**Actions to take:**
**A)** In the text about Python in Rhino, what is Rhino's embedded Python interpreter built on?
**B)** Continue the text on installing the GH-Python-Remote and Rhino.Python editor environment, starting after its last sentence.

--- START Text shown ---

Installing a GH-Python-Remote and Rhino.Python editor integrated environment:

One of the most persistent friction points in computational design work within Rhinoceros is the inability to use the full scientific Python stack — NumPy, SciPy, and their dependents — directly inside the Rhino Python Editor. The root cause is an architectural incompatibility: Rhino's embedded Python interpreter is built on IronPython, a .NET implementation of the Python language, while modern builds of NumPy and SciPy target CPython (the standard C-based Python runtime) and rely on compiled C extensions that IronPython cannot execute. Enthought, the scientific computing company, attempted to address this by porting NumPy and SciPy to the IronPython framework, but the effort proved extraordinarily difficult and was ultimately abandoned at an early stage; the resulting .eggs packages cover only a small subset of functionality, are no longer maintained, and do not constitute a viable substitute for the full library. For practitioners working on data-intensive parametric design projects — structural form-finding, geometric optimization, environmental simulation, or computational analysis of spatial data — the absence of the scientific Python stack inside Rhino represents a significant constraint.

--- END Text shown ---
--- START Recorded information ---

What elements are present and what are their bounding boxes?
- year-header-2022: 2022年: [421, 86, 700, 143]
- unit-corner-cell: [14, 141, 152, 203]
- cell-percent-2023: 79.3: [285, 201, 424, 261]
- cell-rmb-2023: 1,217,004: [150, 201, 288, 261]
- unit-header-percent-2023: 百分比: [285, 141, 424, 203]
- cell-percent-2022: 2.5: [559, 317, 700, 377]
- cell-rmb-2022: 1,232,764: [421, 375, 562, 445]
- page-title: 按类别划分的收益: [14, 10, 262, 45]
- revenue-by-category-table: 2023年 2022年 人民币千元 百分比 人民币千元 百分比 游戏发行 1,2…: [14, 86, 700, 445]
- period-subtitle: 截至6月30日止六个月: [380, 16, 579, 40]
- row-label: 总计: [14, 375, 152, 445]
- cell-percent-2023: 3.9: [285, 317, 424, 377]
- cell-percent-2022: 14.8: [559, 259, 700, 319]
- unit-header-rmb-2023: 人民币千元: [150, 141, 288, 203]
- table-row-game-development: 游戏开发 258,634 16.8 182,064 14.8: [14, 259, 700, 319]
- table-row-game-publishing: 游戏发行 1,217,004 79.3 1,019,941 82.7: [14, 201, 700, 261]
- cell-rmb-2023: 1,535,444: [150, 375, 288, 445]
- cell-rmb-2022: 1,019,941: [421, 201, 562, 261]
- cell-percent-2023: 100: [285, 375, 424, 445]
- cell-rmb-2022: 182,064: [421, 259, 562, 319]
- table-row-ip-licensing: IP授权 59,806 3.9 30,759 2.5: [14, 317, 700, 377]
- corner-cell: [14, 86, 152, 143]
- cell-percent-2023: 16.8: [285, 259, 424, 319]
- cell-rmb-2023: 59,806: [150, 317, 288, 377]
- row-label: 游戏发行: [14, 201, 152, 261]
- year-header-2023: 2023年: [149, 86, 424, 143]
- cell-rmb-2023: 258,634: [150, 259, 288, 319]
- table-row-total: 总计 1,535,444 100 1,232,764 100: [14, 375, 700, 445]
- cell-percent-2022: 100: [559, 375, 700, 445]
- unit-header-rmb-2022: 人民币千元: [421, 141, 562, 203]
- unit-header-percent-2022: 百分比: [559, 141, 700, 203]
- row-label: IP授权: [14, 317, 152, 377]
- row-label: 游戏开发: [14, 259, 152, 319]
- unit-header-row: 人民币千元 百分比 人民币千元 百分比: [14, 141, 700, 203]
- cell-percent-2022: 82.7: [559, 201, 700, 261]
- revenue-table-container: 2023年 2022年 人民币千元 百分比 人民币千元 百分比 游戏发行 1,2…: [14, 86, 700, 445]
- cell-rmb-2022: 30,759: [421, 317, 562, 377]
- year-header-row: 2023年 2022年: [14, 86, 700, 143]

--- END Recorded information ---

**Answers to the tasks:**
**A)** IronPython, a .NET implementation of the Python language.

**B)**
GHPython Remote, developed by Pierre Cuvilliers at MIT's Digital Structures research group, provides an elegant architectural solution to this problem. Rather than attempting to run scientific Python libraries inside IronPython, GHPython Remote establishes a socket-based bridge between the GHPython component inside Grasshopper and an external, full-featured CPython interpreter — such as a conda virtual environment managed through Anaconda. Python code executed through this bridge has simultaneous access to both the external CPython environment (including the full NumPy, SciPy, and any other pip- or conda-installed library) and to RhinoCommon geometry types and Grasshopper data structures. The bridge is designed for minimal latency and does not degrade in performance with increasing object size, making it suitable for iterative parametric workflows where geometry is passed back and forth between Grasshopper and the Python environment at interactive speeds. The following guide covers the complete installation and configuration process from scratch.

From the developers:
GHPython Remote is a special component that lets you use regular Python code directly in the GHPython component, like importing Numpy, Scipy, matlplotib et al. It is developed by Pierre Cuvilliers at MIT.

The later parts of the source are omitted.